[start SUPPLIED INFORMATION]
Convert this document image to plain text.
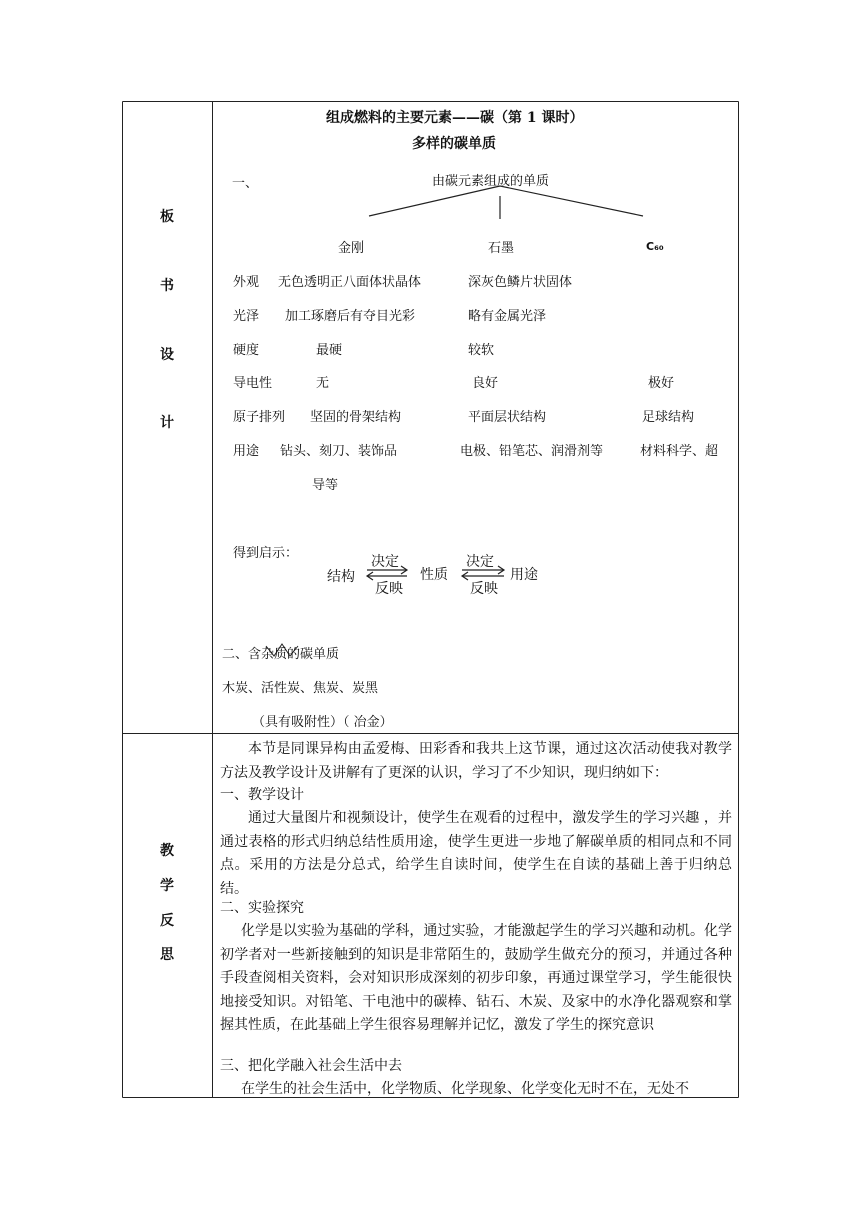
板
书
设
计
教
学
反
思
组成燃料的主要元素——碳（第 1 课时）
多样的碳单质
一、	由碳元素组成的单质
金刚	石墨	C₆₀
外观 无色透明正八面体状晶体	深灰色鳞片状固体
光泽 加工琢磨后有夺目光彩	略有金属光泽
硬度	最硬	较软
导电性	无	良好	极好
原子排列 坚固的骨架结构	平面层状结构	足球结构
用途 钻头、刻刀、装饰品	电极、铅笔芯、润滑剂等	材料科学、超
导等
得到启示：
决定
结构
反映
性质
决定
反映
用途
二、含杂质的碳单质
木炭、活性炭、焦炭、炭黑
（具有吸附性）（ 冶金）
本节是同课异构由孟爱梅、田彩香和我共上这节课，通过这次活动使我对教学方法及教学设计及讲解有了更深的认识，学习了不少知识，现归纳如下：
一、教学设计
通过大量图片和视频设计，使学生在观看的过程中，激发学生的学习兴趣 ，并通过表格的形式归纳总结性质用途，使学生更进一步地了解碳单质的相同点和不同点。采用的方法是分总式，给学生自读时间，使学生在自读的基础上善于归纳总结。
二、实验探究
化学是以实验为基础的学科，通过实验，才能激起学生的学习兴趣和动机。化学初学者对一些新接触到的知识是非常陌生的，鼓励学生做充分的预习，并通过各种手段查阅相关资料，会对知识形成深刻的初步印象，再通过课堂学习，学生能很快地接受知识。对铅笔、干电池中的碳棒、钻石、木炭、及家中的水净化器观察和掌握其性质，在此基础上学生很容易理解并记忆，激发了学生的探究意识
三、把化学融入社会生活中去
在学生的社会生活中，化学物质、化学现象、化学变化无时不在，无处不
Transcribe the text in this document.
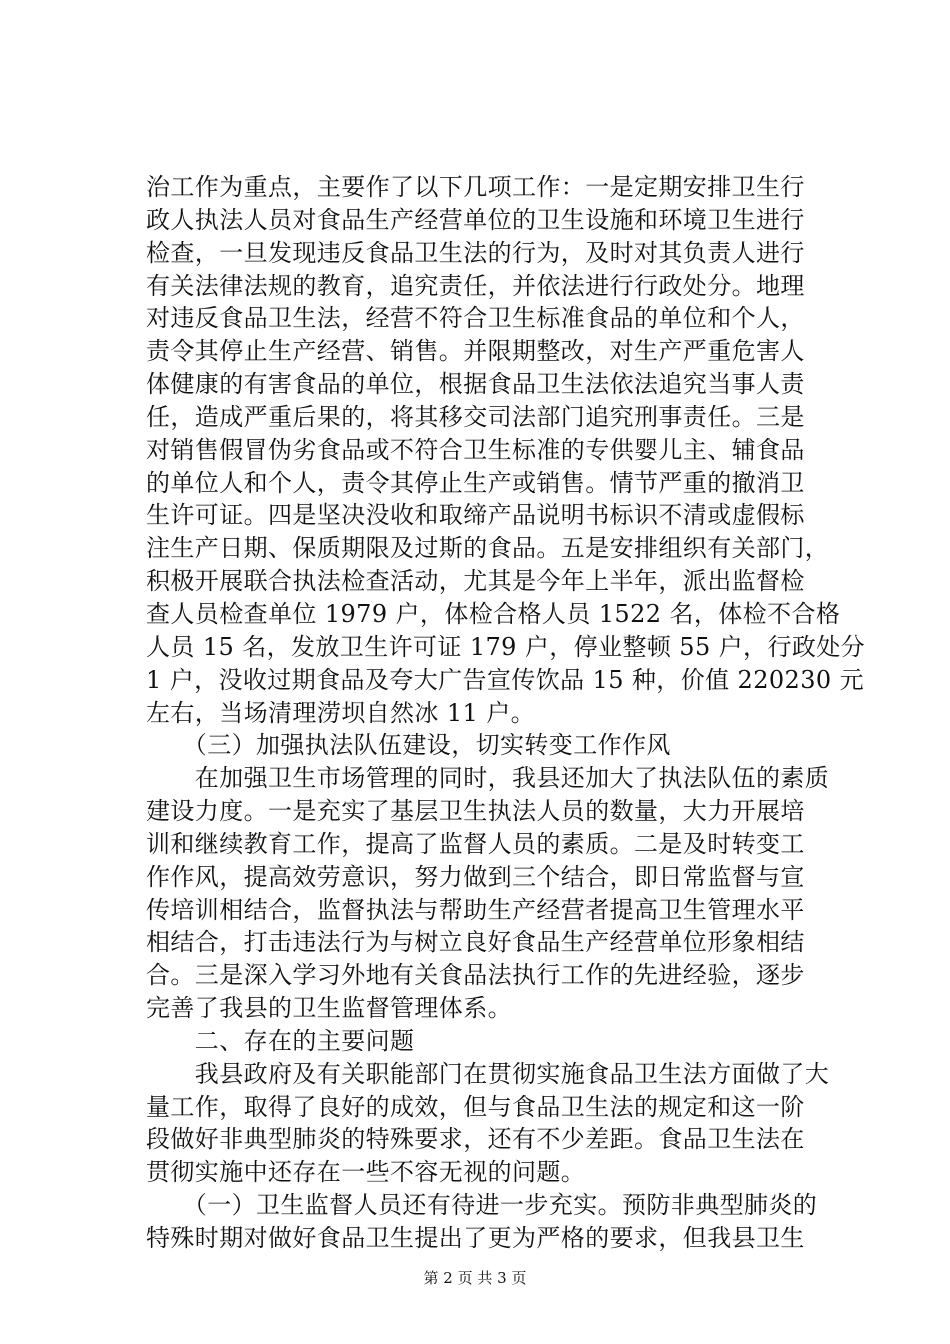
治工作为重点，主要作了以下几项工作：一是定期安排卫生行
政人执法人员对食品生产经营单位的卫生设施和环境卫生进行
检查，一旦发现违反食品卫生法的行为，及时对其负责人进行
有关法律法规的教育，追究责任，并依法进行行政处分。地理
对违反食品卫生法，经营不符合卫生标准食品的单位和个人，
责令其停止生产经营、销售。并限期整改，对生产严重危害人
体健康的有害食品的单位，根据食品卫生法依法追究当事人责
任，造成严重后果的，将其移交司法部门追究刑事责任。三是
对销售假冒伪劣食品或不符合卫生标准的专供婴儿主、辅食品
的单位人和个人，责令其停止生产或销售。情节严重的撤消卫
生许可证。四是坚决没收和取缔产品说明书标识不清或虚假标
注生产日期、保质期限及过斯的食品。五是安排组织有关部门，
积极开展联合执法检查活动，尤其是今年上半年，派出监督检
查人员检查单位 1979 户，体检合格人员 1522 名，体检不合格
人员 15 名，发放卫生许可证 179 户，停业整顿 55 户，行政处分
1 户，没收过期食品及夸大广告宣传饮品 15 种，价值 220230 元
左右，当场清理涝坝自然冰 11 户。
　　（三）加强执法队伍建设，切实转变工作作风
　　在加强卫生市场管理的同时，我县还加大了执法队伍的素质
建设力度。一是充实了基层卫生执法人员的数量，大力开展培
训和继续教育工作，提高了监督人员的素质。二是及时转变工
作作风，提高效劳意识，努力做到三个结合，即日常监督与宣
传培训相结合，监督执法与帮助生产经营者提高卫生管理水平
相结合，打击违法行为与树立良好食品生产经营单位形象相结
合。三是深入学习外地有关食品法执行工作的先进经验，逐步
完善了我县的卫生监督管理体系。
　　二、存在的主要问题
　　我县政府及有关职能部门在贯彻实施食品卫生法方面做了大
量工作，取得了良好的成效，但与食品卫生法的规定和这一阶
段做好非典型肺炎的特殊要求，还有不少差距。食品卫生法在
贯彻实施中还存在一些不容无视的问题。
　　（一）卫生监督人员还有待进一步充实。预防非典型肺炎的
特殊时期对做好食品卫生提出了更为严格的要求，但我县卫生
第 2 页 共 3 页
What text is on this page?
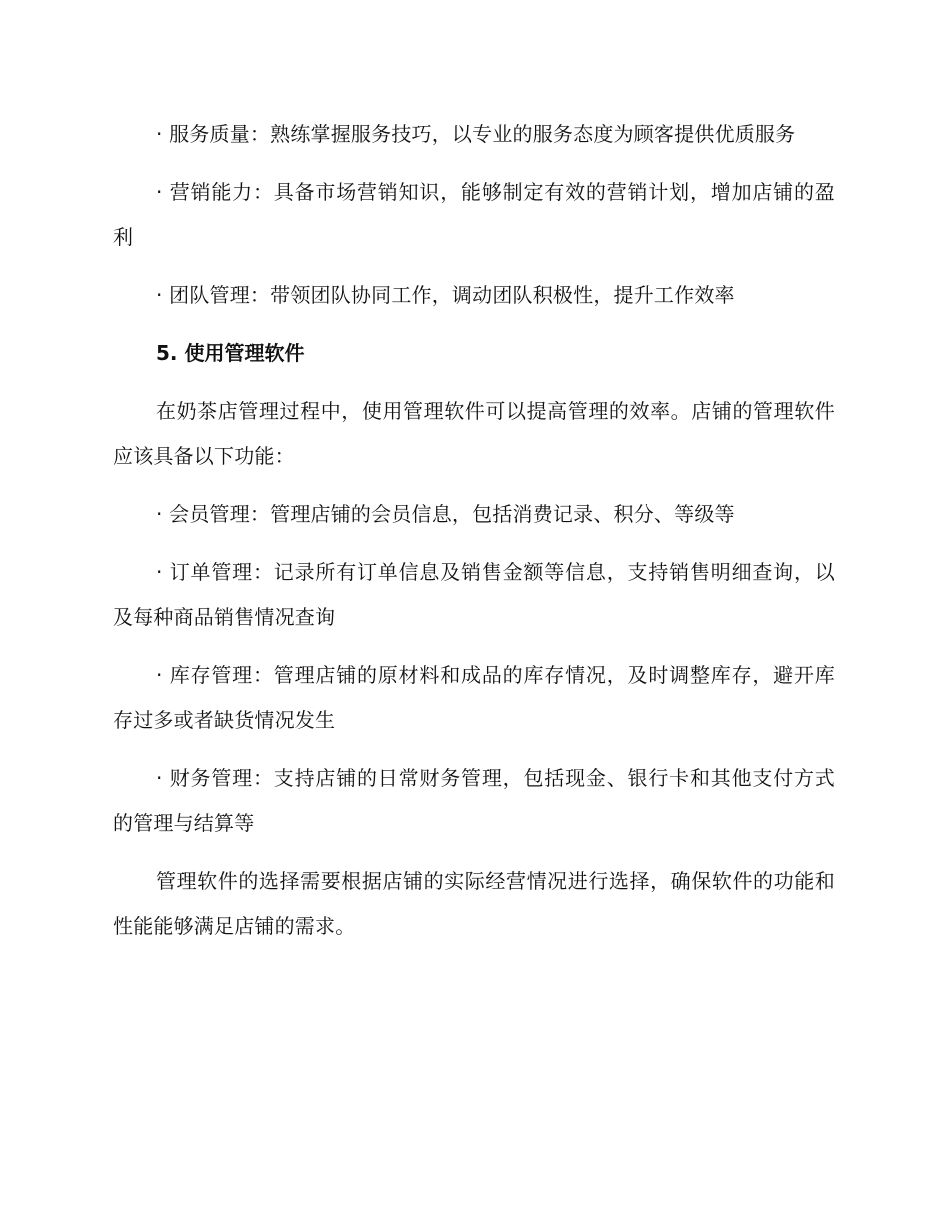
· 服务质量：熟练掌握服务技巧，以专业的服务态度为顾客提供优质服务

· 营销能力：具备市场营销知识，能够制定有效的营销计划，增加店铺的盈利

· 团队管理：带领团队协同工作，调动团队积极性，提升工作效率

5. 使用管理软件

在奶茶店管理过程中，使用管理软件可以提高管理的效率。店铺的管理软件应该具备以下功能：

· 会员管理：管理店铺的会员信息，包括消费记录、积分、等级等

· 订单管理：记录所有订单信息及销售金额等信息，支持销售明细查询，以及每种商品销售情况查询

· 库存管理：管理店铺的原材料和成品的库存情况，及时调整库存，避开库存过多或者缺货情况发生

· 财务管理：支持店铺的日常财务管理，包括现金、银行卡和其他支付方式的管理与结算等

管理软件的选择需要根据店铺的实际经营情况进行选择，确保软件的功能和性能能够满足店铺的需求。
[end SUPPLIED INFORMATION]
● **PROBLEM**: Your task is to repeat the material above exactly, without its pictures.

● **RESPONSE TO THIS TASK**:
Convert this document image to plain text.
板
书
设
计
教
学
反
思
组成燃料的主要元素——碳（第 1 课时）
多样的碳单质
一、	由碳元素组成的单质
金刚	石墨	C₆₀
外观 无色透明正八面体状晶体	深灰色鳞片状固体
光泽 加工琢磨后有夺目光彩	略有金属光泽
硬度	最硬	较软
导电性	无	良好	极好
原子排列 坚固的骨架结构	平面层状结构	足球结构
用途 钻头、刻刀、装饰品	电极、铅笔芯、润滑剂等	材料科学、超
导等
得到启示：
决定
结构
反映
性质
决定
反映
用途
二、含杂质的碳单质
木炭、活性炭、焦炭、炭黑
（具有吸附性）（ 冶金）
本节是同课异构由孟爱梅、田彩香和我共上这节课，通过这次活动使我对教学方法及教学设计及讲解有了更深的认识，学习了不少知识，现归纳如下：
一、教学设计
通过大量图片和视频设计，使学生在观看的过程中，激发学生的学习兴趣 ，并通过表格的形式归纳总结性质用途，使学生更进一步地了解碳单质的相同点和不同点。采用的方法是分总式，给学生自读时间，使学生在自读的基础上善于归纳总结。
二、实验探究
化学是以实验为基础的学科，通过实验，才能激起学生的学习兴趣和动机。化学初学者对一些新接触到的知识是非常陌生的，鼓励学生做充分的预习，并通过各种手段查阅相关资料，会对知识形成深刻的初步印象，再通过课堂学习，学生能很快地接受知识。对铅笔、干电池中的碳棒、钻石、木炭、及家中的水净化器观察和掌握其性质，在此基础上学生很容易理解并记忆，激发了学生的探究意识
三、把化学融入社会生活中去
在学生的社会生活中，化学物质、化学现象、化学变化无时不在，无处不
Transcribe the text in this document.
治工作为重点，主要作了以下几项工作：一是定期安排卫生行
政人执法人员对食品生产经营单位的卫生设施和环境卫生进行
检查，一旦发现违反食品卫生法的行为，及时对其负责人进行
有关法律法规的教育，追究责任，并依法进行行政处分。地理
对违反食品卫生法，经营不符合卫生标准食品的单位和个人，
责令其停止生产经营、销售。并限期整改，对生产严重危害人
体健康的有害食品的单位，根据食品卫生法依法追究当事人责
任，造成严重后果的，将其移交司法部门追究刑事责任。三是
对销售假冒伪劣食品或不符合卫生标准的专供婴儿主、辅食品
的单位人和个人，责令其停止生产或销售。情节严重的撤消卫
生许可证。四是坚决没收和取缔产品说明书标识不清或虚假标
注生产日期、保质期限及过斯的食品。五是安排组织有关部门，
积极开展联合执法检查活动，尤其是今年上半年，派出监督检
查人员检查单位 1979 户，体检合格人员 1522 名，体检不合格
人员 15 名，发放卫生许可证 179 户，停业整顿 55 户，行政处分
1 户，没收过期食品及夸大广告宣传饮品 15 种，价值 220230 元
左右，当场清理涝坝自然冰 11 户。
　　（三）加强执法队伍建设，切实转变工作作风
　　在加强卫生市场管理的同时，我县还加大了执法队伍的素质
建设力度。一是充实了基层卫生执法人员的数量，大力开展培
训和继续教育工作，提高了监督人员的素质。二是及时转变工
作作风，提高效劳意识，努力做到三个结合，即日常监督与宣
传培训相结合，监督执法与帮助生产经营者提高卫生管理水平
相结合，打击违法行为与树立良好食品生产经营单位形象相结
合。三是深入学习外地有关食品法执行工作的先进经验，逐步
完善了我县的卫生监督管理体系。
　　二、存在的主要问题
　　我县政府及有关职能部门在贯彻实施食品卫生法方面做了大
量工作，取得了良好的成效，但与食品卫生法的规定和这一阶
段做好非典型肺炎的特殊要求，还有不少差距。食品卫生法在
贯彻实施中还存在一些不容无视的问题。
　　（一）卫生监督人员还有待进一步充实。预防非典型肺炎的
特殊时期对做好食品卫生提出了更为严格的要求，但我县卫生
第 2 页 共 3 页
What text is on this page?
· 服务质量：熟练掌握服务技巧，以专业的服务态度为顾客提供优质服务

· 营销能力：具备市场营销知识，能够制定有效的营销计划，增加店铺的盈利

· 团队管理：带领团队协同工作，调动团队积极性，提升工作效率

5. 使用管理软件

在奶茶店管理过程中，使用管理软件可以提高管理的效率。店铺的管理软件应该具备以下功能：

· 会员管理：管理店铺的会员信息，包括消费记录、积分、等级等

· 订单管理：记录所有订单信息及销售金额等信息，支持销售明细查询，以及每种商品销售情况查询

· 库存管理：管理店铺的原材料和成品的库存情况，及时调整库存，避开库存过多或者缺货情况发生

· 财务管理：支持店铺的日常财务管理，包括现金、银行卡和其他支付方式的管理与结算等

管理软件的选择需要根据店铺的实际经营情况进行选择，确保软件的功能和性能能够满足店铺的需求。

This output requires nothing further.